>> start

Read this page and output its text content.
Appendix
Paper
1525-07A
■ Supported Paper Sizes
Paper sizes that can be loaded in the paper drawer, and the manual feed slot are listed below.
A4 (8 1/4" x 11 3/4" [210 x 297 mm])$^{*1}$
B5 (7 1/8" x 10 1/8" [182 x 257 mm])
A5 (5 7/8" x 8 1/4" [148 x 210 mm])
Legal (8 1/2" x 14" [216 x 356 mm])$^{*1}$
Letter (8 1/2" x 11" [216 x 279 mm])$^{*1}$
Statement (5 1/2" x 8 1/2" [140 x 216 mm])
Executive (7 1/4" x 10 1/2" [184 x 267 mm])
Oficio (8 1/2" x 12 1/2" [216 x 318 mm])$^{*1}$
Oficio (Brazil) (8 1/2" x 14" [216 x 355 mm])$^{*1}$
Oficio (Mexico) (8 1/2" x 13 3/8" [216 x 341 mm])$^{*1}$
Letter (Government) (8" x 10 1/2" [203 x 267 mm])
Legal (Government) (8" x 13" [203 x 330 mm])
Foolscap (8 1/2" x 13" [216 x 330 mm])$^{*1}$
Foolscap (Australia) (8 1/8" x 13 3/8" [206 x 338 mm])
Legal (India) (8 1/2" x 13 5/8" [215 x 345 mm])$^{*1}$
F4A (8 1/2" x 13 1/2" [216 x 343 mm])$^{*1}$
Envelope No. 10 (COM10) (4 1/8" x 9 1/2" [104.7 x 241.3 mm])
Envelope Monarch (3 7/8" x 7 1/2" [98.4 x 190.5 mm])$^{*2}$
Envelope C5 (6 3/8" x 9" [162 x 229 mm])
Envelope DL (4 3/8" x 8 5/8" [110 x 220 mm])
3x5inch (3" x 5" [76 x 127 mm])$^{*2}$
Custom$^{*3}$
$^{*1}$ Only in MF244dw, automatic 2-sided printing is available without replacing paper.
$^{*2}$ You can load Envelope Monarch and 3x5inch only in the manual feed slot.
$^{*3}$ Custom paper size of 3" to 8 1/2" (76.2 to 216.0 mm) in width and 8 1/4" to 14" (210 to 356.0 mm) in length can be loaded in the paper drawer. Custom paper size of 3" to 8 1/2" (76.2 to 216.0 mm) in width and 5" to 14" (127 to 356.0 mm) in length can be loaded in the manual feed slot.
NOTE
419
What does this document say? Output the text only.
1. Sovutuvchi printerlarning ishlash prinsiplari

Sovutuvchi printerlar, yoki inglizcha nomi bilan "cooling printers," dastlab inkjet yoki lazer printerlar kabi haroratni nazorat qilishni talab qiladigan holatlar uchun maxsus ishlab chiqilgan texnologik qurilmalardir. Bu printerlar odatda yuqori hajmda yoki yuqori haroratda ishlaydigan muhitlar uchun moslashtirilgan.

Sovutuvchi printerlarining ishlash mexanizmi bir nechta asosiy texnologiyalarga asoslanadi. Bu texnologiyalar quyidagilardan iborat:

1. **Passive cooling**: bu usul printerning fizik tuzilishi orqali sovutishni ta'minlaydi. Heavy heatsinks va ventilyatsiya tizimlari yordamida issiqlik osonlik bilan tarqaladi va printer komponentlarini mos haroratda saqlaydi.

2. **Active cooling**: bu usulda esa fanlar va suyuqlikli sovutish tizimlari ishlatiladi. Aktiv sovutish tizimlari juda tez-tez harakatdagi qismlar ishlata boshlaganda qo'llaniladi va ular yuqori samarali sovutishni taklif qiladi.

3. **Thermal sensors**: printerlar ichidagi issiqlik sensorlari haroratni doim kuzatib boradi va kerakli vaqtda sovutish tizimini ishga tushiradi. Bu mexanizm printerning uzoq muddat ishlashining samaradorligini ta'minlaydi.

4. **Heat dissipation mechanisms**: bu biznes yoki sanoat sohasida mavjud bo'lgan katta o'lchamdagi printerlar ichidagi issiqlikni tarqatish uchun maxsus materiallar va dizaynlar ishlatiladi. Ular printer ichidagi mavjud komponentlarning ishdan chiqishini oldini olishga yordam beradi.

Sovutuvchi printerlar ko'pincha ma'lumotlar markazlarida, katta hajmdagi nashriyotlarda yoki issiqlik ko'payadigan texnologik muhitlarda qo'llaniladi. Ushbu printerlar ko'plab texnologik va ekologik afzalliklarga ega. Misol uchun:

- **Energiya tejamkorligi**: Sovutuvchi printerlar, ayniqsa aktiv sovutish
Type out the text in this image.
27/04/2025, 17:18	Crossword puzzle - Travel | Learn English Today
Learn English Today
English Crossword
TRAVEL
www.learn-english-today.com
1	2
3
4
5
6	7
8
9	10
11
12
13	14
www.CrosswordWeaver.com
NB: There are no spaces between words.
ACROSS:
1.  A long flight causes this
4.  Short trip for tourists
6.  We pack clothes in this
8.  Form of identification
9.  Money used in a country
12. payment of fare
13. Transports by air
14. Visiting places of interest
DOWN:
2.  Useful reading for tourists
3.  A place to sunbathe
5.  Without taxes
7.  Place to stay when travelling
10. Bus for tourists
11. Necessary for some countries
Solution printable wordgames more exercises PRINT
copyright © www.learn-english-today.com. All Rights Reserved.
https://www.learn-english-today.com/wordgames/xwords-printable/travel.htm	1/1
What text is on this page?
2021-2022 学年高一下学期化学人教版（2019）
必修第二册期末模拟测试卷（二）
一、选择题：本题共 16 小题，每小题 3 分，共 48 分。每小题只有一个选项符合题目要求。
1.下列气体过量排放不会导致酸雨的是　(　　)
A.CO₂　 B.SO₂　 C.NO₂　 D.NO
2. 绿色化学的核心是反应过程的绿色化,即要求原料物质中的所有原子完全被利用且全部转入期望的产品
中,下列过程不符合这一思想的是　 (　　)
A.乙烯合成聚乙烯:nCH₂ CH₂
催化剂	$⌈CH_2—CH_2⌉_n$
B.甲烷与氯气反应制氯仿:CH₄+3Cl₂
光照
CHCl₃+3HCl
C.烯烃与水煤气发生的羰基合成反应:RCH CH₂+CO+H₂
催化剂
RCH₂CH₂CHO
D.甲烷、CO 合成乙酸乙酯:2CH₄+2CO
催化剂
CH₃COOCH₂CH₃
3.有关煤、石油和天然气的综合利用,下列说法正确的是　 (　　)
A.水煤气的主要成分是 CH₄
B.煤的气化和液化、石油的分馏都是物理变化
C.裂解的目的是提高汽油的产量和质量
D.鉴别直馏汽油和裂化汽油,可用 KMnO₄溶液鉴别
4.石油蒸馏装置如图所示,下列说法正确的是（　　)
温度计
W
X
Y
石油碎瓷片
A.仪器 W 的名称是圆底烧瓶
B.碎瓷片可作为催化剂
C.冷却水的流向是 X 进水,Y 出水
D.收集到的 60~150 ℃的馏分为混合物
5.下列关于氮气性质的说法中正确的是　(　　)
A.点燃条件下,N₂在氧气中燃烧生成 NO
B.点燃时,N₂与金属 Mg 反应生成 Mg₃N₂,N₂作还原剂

>> end

Given task ▸ Only the number is wanted: how many lines in the data include the string "Sovutuvchi"?

Response for this exercise ▸ 5